From the entries provided below, copy each line that contains the word "text".

• Provided entries
-=-=-=-=-
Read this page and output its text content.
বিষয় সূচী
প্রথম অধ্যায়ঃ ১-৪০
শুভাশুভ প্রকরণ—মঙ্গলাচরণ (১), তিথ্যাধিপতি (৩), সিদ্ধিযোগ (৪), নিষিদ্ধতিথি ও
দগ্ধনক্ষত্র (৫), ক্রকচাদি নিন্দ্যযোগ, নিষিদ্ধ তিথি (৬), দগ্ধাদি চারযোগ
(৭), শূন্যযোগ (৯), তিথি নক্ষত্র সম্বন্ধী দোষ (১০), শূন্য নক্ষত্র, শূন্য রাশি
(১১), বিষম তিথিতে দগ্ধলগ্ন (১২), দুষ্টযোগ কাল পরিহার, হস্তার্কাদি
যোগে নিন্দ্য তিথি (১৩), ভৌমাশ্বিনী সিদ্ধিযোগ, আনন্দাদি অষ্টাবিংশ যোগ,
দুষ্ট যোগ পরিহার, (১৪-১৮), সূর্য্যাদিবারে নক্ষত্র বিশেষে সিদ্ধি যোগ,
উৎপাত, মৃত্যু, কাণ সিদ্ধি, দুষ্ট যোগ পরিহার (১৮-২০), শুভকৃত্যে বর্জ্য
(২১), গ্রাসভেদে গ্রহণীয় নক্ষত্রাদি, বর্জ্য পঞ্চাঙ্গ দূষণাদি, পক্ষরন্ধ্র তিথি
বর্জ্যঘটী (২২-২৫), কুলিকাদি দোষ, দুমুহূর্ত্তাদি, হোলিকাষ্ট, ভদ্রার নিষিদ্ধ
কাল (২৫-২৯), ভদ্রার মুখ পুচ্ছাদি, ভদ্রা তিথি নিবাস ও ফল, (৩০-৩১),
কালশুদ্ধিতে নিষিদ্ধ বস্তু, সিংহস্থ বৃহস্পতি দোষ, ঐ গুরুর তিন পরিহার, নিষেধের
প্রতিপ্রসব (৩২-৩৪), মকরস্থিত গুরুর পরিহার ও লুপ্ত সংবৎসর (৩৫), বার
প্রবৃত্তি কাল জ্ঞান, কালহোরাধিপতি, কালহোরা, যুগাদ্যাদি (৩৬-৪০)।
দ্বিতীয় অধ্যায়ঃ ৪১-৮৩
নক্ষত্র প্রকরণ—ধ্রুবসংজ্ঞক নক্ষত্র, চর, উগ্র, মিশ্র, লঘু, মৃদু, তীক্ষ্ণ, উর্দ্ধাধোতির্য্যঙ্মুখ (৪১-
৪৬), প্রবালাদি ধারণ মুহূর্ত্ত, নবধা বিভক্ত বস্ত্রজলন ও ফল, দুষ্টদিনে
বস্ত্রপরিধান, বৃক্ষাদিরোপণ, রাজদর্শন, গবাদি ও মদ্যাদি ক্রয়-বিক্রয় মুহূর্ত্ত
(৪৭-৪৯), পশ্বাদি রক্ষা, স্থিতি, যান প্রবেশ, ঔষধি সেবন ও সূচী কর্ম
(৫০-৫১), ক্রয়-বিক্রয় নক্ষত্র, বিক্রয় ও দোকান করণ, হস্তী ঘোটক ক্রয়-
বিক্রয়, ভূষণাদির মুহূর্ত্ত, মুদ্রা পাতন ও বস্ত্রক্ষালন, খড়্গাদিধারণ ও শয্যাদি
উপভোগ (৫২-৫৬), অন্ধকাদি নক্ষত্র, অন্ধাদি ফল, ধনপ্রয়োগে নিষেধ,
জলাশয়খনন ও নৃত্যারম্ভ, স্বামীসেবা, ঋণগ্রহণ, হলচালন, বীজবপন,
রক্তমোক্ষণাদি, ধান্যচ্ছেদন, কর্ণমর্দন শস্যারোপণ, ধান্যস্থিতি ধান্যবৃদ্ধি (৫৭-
-=-=-=-=-
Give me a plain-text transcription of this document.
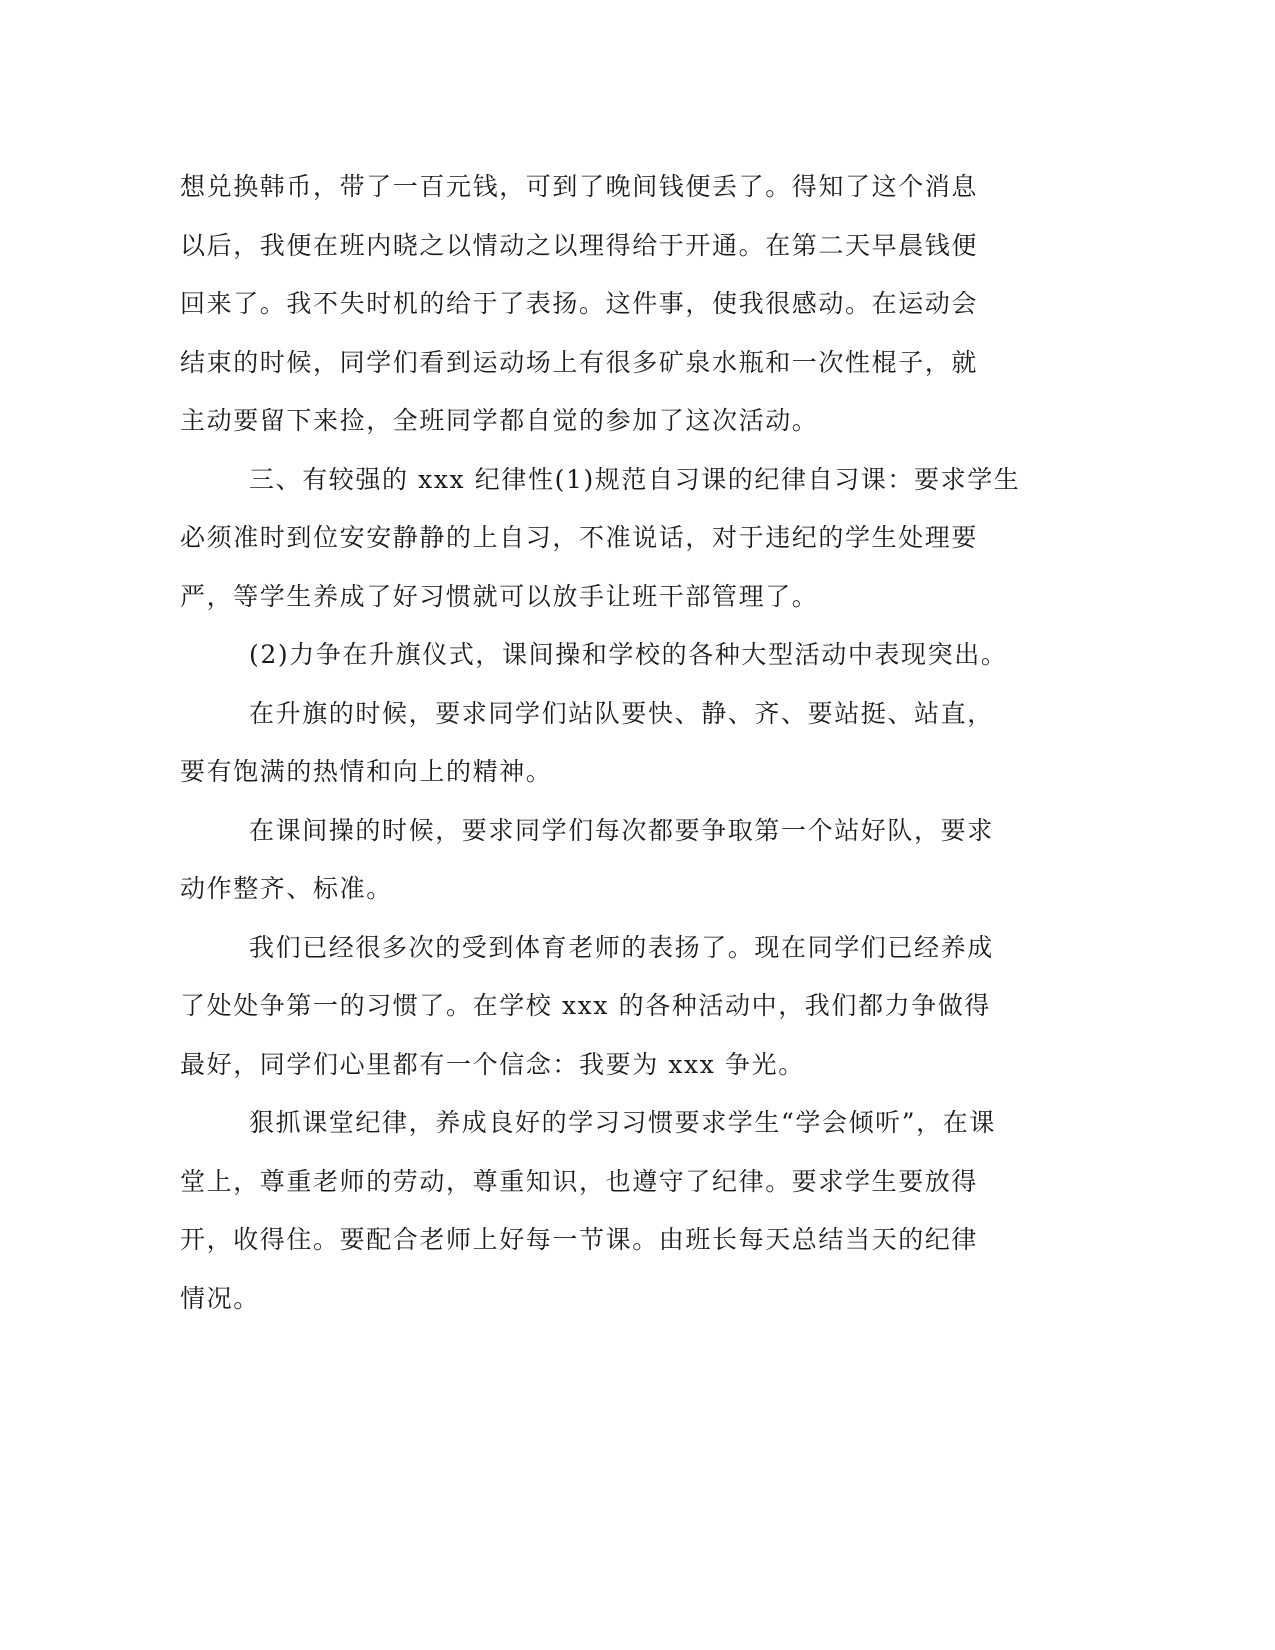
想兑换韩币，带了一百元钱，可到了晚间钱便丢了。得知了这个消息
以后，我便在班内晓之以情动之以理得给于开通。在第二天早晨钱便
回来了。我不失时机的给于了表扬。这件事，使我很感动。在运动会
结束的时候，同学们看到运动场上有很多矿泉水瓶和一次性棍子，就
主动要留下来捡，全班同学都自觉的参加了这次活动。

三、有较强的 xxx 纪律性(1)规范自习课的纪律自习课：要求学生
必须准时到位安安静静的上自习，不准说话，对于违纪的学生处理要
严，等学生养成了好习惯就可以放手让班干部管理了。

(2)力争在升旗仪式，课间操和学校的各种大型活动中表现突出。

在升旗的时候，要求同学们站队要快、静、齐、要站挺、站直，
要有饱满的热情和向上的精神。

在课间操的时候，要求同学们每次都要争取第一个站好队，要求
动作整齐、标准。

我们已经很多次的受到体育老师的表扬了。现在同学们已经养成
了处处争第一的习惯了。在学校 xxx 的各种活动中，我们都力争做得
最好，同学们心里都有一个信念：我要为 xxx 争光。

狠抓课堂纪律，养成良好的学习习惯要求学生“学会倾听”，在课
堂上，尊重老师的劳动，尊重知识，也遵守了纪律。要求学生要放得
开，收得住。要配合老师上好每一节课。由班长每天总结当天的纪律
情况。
-=-=-=-=-
• In response
Read this page and output its text content.
Give me a plain-text transcription of this document.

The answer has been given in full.